EXERCISE REQUIREMENTS:
Quote the records beneath, complete and exact. Leave out images.

Records from a data source
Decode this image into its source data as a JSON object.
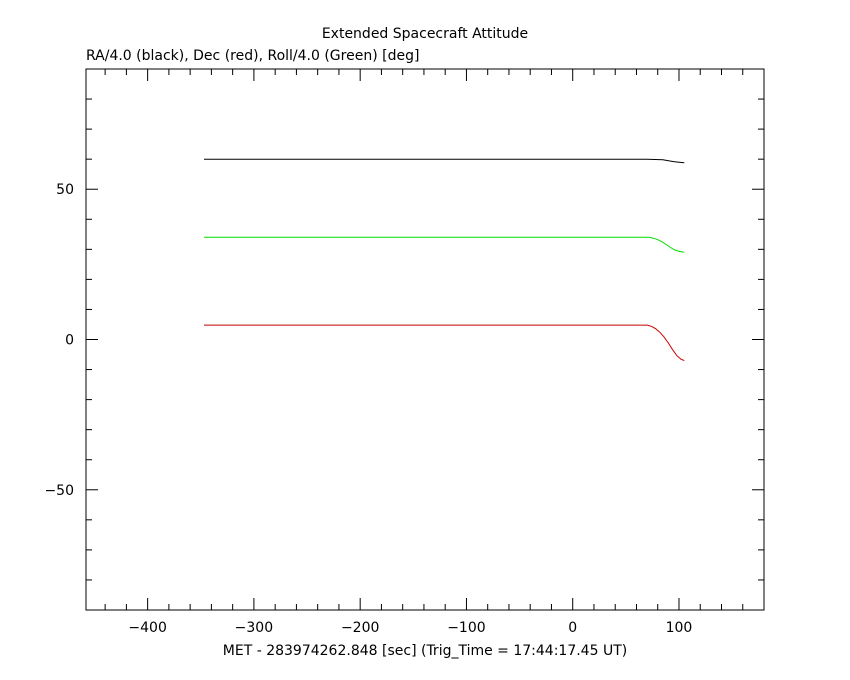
{
  "chart_data": {
    "type": "line",
    "title": "Extended Spacecraft Attitude",
    "subtitle": "RA/4.0 (black), Dec (red), Roll/4.0 (Green) [deg]",
    "xlabel": "MET - 283974262.848 [sec] (Trig_Time = 17:44:17.45 UT)",
    "ylabel": "",
    "xlim": [
      -458,
      180
    ],
    "ylim": [
      -90,
      90
    ],
    "xticks": [
      -400,
      -300,
      -200,
      -100,
      0,
      100
    ],
    "xtick_labels": [
      "−400",
      "−300",
      "−200",
      "−100",
      "0",
      "100"
    ],
    "yticks": [
      -50,
      0,
      50
    ],
    "ytick_labels": [
      "−50",
      "0",
      "50"
    ],
    "grid": false,
    "series": [
      {
        "color": "#000000",
        "x": [
          -347,
          70,
          85,
          90,
          95,
          100,
          105
        ],
        "y": [
          60,
          60,
          59.8,
          59.5,
          59.2,
          59.0,
          58.8
        ]
      },
      {
        "color": "#00dd00",
        "x": [
          -347,
          72,
          76,
          80,
          84,
          88,
          92,
          96,
          100,
          105
        ],
        "y": [
          34,
          34,
          33.7,
          33.2,
          32.5,
          31.6,
          30.6,
          29.8,
          29.3,
          29.0
        ]
      },
      {
        "color": "#cc0000",
        "x": [
          -347,
          70,
          74,
          78,
          82,
          86,
          90,
          94,
          98,
          102,
          105
        ],
        "y": [
          4.8,
          4.8,
          4.4,
          3.6,
          2.4,
          0.8,
          -1.2,
          -3.4,
          -5.4,
          -6.6,
          -7.0
        ]
      }
    ]
  }
}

SOLVED EXERCISE:
Decode this image into its source data as a JSON object.
{
  "chart_data": {
    "type": "line",
    "title": "Extended Spacecraft Attitude",
    "subtitle": "RA/4.0 (black), Dec (red), Roll/4.0 (Green) [deg]",
    "xlabel": "MET - 283974262.848 [sec] (Trig_Time = 17:44:17.45 UT)",
    "ylabel": "",
    "xlim": [
      -458,
      180
    ],
    "ylim": [
      -90,
      90
    ],
    "xticks": [
      -400,
      -300,
      -200,
      -100,
      0,
      100
    ],
    "xtick_labels": [
      "−400",
      "−300",
      "−200",
      "−100",
      "0",
      "100"
    ],
    "yticks": [
      -50,
      0,
      50
    ],
    "ytick_labels": [
      "−50",
      "0",
      "50"
    ],
    "grid": false,
    "series": [
      {
        "color": "#000000",
        "x": [
          -347,
          70,
          85,
          90,
          95,
          100,
          105
        ],
        "y": [
          60,
          60,
          59.8,
          59.5,
          59.2,
          59.0,
          58.8
        ]
      },
      {
        "color": "#00dd00",
        "x": [
          -347,
          72,
          76,
          80,
          84,
          88,
          92,
          96,
          100,
          105
        ],
        "y": [
          34,
          34,
          33.7,
          33.2,
          32.5,
          31.6,
          30.6,
          29.8,
          29.3,
          29.0
        ]
      },
      {
        "color": "#cc0000",
        "x": [
          -347,
          70,
          74,
          78,
          82,
          86,
          90,
          94,
          98,
          102,
          105
        ],
        "y": [
          4.8,
          4.8,
          4.4,
          3.6,
          2.4,
          0.8,
          -1.2,
          -3.4,
          -5.4,
          -6.6,
          -7.0
        ]
      }
    ]
  }
}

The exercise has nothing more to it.